'''

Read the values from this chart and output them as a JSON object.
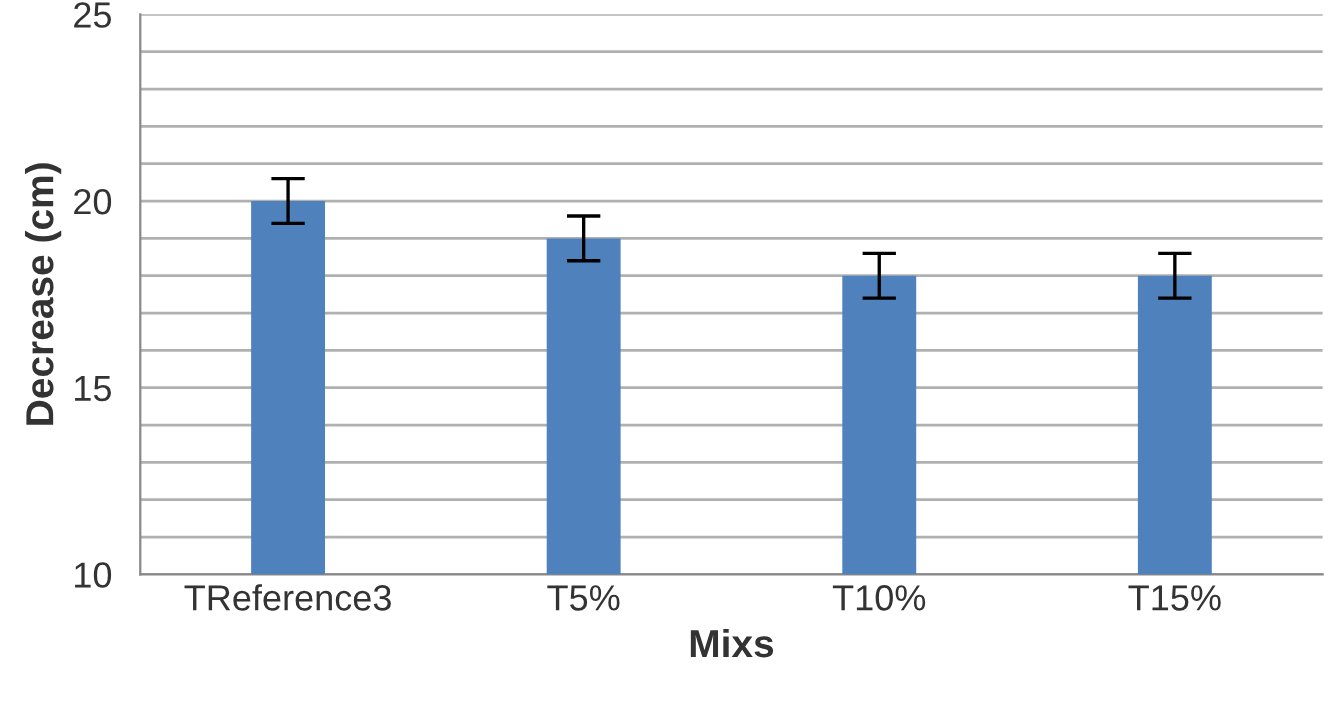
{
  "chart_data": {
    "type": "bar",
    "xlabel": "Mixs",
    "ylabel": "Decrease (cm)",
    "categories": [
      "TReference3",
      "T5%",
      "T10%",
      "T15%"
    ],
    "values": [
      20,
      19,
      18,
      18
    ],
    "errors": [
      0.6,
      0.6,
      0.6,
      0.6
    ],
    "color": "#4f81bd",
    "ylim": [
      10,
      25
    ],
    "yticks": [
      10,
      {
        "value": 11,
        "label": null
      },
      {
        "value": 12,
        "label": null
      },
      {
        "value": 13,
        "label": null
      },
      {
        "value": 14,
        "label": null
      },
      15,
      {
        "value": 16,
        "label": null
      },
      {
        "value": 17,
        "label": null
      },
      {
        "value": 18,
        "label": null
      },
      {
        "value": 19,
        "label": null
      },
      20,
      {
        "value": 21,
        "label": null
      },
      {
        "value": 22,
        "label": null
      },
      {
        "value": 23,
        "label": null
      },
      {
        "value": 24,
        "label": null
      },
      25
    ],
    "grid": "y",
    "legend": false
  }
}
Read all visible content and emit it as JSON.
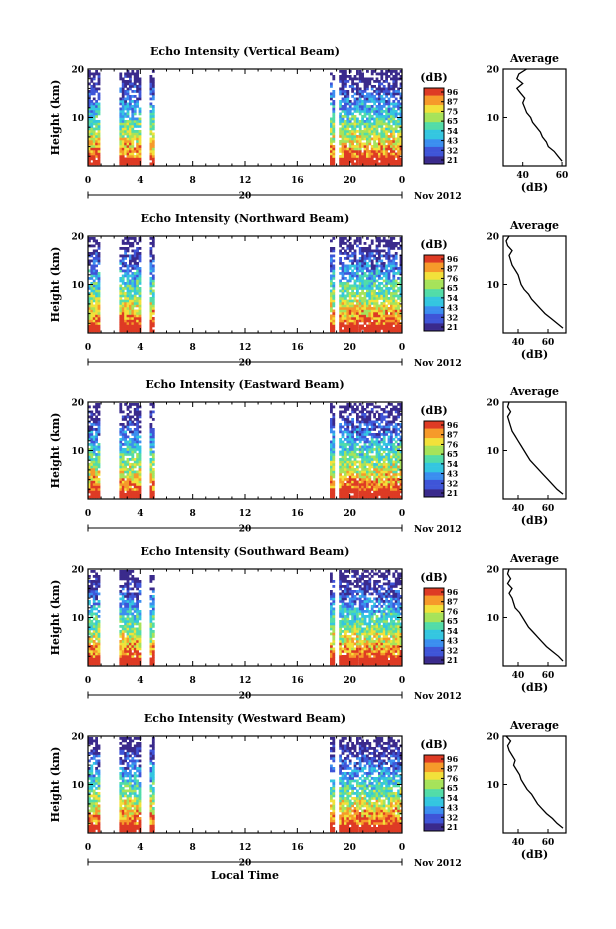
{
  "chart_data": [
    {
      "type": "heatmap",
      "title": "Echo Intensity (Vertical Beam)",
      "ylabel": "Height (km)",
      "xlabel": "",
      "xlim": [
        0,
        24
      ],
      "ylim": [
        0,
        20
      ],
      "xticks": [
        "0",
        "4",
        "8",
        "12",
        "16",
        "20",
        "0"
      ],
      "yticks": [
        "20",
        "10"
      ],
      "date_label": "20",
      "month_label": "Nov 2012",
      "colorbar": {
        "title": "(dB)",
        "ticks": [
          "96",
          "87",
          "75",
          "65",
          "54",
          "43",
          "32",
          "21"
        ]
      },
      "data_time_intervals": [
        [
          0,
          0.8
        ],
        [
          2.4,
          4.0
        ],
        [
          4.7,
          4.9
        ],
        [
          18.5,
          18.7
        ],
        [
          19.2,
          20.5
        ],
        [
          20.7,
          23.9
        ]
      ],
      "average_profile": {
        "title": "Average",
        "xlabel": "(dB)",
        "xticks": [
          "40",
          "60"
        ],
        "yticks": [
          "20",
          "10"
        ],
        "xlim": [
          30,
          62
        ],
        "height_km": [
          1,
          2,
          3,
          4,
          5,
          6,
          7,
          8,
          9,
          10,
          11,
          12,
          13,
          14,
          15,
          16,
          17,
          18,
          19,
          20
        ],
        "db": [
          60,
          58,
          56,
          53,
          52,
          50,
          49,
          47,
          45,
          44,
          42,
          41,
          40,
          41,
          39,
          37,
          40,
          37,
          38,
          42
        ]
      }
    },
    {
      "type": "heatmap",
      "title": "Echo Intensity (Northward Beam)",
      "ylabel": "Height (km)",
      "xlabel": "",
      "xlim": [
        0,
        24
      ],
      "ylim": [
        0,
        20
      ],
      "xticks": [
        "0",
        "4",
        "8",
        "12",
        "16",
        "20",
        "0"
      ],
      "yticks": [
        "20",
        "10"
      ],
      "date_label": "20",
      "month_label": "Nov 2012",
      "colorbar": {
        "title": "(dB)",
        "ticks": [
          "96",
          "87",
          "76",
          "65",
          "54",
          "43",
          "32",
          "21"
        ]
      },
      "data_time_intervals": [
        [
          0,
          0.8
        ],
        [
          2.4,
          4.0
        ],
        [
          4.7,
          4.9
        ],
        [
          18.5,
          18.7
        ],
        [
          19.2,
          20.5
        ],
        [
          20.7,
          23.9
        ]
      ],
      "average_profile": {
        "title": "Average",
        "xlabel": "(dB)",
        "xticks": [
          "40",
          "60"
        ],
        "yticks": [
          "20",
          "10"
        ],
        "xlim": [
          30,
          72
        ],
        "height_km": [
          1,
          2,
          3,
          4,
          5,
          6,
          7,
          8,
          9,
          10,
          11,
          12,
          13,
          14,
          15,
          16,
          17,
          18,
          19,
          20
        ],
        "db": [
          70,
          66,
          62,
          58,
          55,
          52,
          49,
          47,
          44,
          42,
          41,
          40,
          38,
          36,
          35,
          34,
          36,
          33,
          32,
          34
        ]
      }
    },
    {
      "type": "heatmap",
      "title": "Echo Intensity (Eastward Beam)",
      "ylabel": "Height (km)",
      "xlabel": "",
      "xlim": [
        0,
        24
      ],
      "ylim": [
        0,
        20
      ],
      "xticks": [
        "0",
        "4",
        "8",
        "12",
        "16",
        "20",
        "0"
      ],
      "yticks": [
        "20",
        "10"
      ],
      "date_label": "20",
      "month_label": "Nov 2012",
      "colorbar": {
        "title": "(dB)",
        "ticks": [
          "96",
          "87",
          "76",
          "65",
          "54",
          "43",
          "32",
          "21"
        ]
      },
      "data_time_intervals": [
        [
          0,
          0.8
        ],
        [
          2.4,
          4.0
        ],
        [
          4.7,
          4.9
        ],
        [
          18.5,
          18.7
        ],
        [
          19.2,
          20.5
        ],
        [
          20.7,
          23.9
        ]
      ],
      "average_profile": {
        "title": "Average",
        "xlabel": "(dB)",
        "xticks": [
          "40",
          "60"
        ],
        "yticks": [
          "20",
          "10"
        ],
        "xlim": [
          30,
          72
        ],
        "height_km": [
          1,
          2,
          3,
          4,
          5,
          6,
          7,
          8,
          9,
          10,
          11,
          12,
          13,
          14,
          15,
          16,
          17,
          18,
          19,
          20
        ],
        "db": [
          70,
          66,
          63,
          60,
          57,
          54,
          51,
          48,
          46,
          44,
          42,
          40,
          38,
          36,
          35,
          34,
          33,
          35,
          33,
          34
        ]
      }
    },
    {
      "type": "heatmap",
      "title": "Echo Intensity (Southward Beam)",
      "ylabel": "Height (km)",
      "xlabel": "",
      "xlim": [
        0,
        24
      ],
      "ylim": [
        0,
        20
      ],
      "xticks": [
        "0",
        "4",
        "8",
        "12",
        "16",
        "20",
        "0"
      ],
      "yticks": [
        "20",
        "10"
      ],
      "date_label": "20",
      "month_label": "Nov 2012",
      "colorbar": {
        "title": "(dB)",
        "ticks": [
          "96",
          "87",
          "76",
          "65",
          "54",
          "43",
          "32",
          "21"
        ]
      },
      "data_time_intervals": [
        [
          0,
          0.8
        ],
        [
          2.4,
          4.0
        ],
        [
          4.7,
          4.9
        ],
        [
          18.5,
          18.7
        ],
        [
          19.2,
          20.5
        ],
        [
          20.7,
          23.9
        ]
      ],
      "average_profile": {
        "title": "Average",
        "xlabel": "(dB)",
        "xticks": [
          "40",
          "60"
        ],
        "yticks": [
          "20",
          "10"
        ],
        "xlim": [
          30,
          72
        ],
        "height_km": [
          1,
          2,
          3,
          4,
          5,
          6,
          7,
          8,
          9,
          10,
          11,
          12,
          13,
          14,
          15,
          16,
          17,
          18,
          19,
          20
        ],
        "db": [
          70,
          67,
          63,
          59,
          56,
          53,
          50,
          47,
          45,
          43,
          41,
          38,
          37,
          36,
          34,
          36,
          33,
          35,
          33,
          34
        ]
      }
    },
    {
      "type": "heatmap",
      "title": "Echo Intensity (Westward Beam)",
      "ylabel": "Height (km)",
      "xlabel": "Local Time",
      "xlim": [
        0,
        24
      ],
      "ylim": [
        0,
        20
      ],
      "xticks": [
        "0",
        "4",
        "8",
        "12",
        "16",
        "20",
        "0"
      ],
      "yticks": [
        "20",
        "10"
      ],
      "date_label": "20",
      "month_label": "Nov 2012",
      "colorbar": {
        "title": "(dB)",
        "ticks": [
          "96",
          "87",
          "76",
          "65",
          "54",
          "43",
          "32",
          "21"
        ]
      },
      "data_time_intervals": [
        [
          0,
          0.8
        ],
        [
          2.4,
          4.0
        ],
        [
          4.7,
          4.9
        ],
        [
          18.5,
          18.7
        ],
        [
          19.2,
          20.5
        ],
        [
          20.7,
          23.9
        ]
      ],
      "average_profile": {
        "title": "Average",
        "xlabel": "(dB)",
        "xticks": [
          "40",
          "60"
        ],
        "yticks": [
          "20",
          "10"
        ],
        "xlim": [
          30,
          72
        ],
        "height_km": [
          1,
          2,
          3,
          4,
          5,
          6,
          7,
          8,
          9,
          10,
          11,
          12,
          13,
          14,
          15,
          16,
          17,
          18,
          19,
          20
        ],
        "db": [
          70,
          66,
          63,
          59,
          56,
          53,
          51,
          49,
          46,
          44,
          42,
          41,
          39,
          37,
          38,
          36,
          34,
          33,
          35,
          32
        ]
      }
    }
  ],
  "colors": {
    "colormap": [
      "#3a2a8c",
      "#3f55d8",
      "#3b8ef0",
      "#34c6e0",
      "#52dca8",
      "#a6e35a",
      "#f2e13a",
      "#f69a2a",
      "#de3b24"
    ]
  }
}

'''

Exercise prompt:
Find every line in the records above that holds the word "values", and copy each one.

Exercise output:
Read the values from this chart and output them as a JSON object.
    "values": [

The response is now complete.